> [Vorliegender Text]:
>>>

Man war sich im Vorhinein nicht ganz sicher, wie die Domotex in diesem Jahr in den Hartbodenhallen verlaufen würde. Zwar war aufgrund des dortigen Zweijahresrhythmus kein Wettbewerb der Münchener Bau zu befürchten, aber Branchenzugpferde wie Hamberger, Parador oder Tarkett fehlten. Auch wenn die Begründungen zum Teil nachvollziehbar waren, ging man nicht nur seitens der Ausrichter mit einer gewissen Unsicherheit an den Start.

Damit war es aber spätestens am Samstagmorgen vorbei, als die Tore öffneten und sich die hinteren Hallen ungewöhnlich schnell füllten. Sehr gute Stimmung, ebenso gut gestaltete Stände und Produkte sowie eine geschäftige Frequenz der Besucher sorgten dafür, dass sich von Beginn an eine dem Geschehen angemessene Zufriedenheit aller Beteiligten einstellte. Während die anwendungstechnisch bestückte Halle 7 wie immer ob der vielen praktischen Vorführungen und handwerksorientierten Informationen „brummte“, überzeugte das nahezu durchgehend hohe Niveau der Hartbeläge mit vielen pfiffigen Design- und Standlösungen. Die Standplatzierung der wie ­immer großformatig auftretenden Meisterwerke im hinteren Bereich der Halle 9, sorgte dafür, dass der in den letzten Jahren erlebte Frequenzabfall nicht stattfand und auf diese Weise auch die Präsentationsfläche des Wood Flooring Summit mit den aktuell nominierten Innovationen besser zur Geltung kam. Günstig wirkte sich die Fokussierung der Holz- und Laminatbelagspezialisten aus, während die nach wie vor boomenden LVTs und ihre Ableger in Halle 6 konzentriert wurden. Dabei war das Fernbleiben einiger großer Alleskönner für die Produktklarheit zweifellos förderlich.

<<<

> [Bereitgestellte Datensätze]:
>>>

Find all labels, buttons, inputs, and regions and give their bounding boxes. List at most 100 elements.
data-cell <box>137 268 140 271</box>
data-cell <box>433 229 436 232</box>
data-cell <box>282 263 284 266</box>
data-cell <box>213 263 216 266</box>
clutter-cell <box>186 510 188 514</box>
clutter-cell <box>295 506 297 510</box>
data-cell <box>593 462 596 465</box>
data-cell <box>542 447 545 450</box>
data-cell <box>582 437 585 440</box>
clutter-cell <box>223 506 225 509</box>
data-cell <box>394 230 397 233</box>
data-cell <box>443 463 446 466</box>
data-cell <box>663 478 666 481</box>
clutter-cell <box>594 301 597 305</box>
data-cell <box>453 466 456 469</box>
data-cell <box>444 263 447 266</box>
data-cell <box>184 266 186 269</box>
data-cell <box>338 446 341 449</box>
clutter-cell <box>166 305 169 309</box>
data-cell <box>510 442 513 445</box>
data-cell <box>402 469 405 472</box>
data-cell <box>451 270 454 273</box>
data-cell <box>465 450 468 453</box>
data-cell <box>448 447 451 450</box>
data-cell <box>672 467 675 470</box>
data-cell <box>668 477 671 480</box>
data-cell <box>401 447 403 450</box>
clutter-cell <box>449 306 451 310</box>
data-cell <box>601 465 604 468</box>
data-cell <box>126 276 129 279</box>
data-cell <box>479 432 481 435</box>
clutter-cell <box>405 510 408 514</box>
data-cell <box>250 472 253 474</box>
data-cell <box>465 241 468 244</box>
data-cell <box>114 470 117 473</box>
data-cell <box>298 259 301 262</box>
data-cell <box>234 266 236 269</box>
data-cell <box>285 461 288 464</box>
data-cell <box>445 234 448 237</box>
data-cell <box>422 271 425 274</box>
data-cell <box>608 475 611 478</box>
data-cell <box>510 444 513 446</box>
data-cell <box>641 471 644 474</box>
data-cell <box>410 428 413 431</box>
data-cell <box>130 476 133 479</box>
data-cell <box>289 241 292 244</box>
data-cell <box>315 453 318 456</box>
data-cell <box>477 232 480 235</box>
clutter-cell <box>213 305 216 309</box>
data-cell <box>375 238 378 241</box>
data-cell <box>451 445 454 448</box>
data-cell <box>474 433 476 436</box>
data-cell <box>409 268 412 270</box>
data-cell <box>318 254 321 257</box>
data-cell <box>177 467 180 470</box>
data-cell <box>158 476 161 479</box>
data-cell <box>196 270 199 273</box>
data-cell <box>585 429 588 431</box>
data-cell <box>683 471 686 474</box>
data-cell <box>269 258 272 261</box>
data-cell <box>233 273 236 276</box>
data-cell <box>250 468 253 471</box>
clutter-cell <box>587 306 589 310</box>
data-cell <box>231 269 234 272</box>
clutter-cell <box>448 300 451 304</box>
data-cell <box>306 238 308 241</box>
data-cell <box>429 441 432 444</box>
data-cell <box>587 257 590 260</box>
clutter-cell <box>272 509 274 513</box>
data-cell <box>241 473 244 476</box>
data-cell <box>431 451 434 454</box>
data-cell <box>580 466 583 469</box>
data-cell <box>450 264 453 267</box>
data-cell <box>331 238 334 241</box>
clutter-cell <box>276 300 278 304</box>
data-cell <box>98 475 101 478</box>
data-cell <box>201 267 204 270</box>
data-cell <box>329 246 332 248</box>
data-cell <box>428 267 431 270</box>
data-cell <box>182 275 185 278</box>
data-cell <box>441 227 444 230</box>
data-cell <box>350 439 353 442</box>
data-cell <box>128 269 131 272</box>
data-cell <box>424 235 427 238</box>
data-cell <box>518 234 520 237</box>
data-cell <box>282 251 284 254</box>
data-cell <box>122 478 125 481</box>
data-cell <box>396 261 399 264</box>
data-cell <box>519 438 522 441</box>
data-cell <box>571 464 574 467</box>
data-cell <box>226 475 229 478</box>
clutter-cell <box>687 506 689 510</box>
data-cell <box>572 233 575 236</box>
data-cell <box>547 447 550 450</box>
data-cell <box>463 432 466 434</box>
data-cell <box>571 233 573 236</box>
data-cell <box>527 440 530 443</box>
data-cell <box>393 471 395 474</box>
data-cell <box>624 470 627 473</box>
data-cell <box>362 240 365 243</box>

<<<

> [Ihre Aufgaben]:
**A.** Welche Branchenzugpferde fehlten laut dem Text über die Domotex in den Hartbodenhallen?
**B.** Setzen Sie den Text über die Domotex im Anschluss an seinen letzten Satz fort.
Die Datensätze spielen hierfür keine Rolle.

> [Antworten je Aufgabe]:
**A.** Hamberger, Parador und Tarkett.

**B.**
Parkett

Damit fiel die Orientierung leichter, denn eine Unterscheidung der verschiedenen Belagtypen gelingt aufgrund der ähnlichen Oberflächenbilder mittlerweile selbst „alten Hasen“ der Szene nicht immer und schon gar nicht mühelos. Das ist aus Sicht der Industrie auch nicht erforderlich. „Es zählen allein Haptik und Optik. Bodenkategorien werden verschwinden“, brachte Ludger Schindler, Geschäftsführer bei Meisterwerke in einer Podiumsdiskussion über die künftigen Trends die Situation auf den Punkt. Diese Entwicklung zu verhindern, ist eine der Herausforderungen für die Holzfußbodenbelag-Branche, die weiterhin in Natürlichkeit, echter Authentizität und Emotion ihre Stärken sehen.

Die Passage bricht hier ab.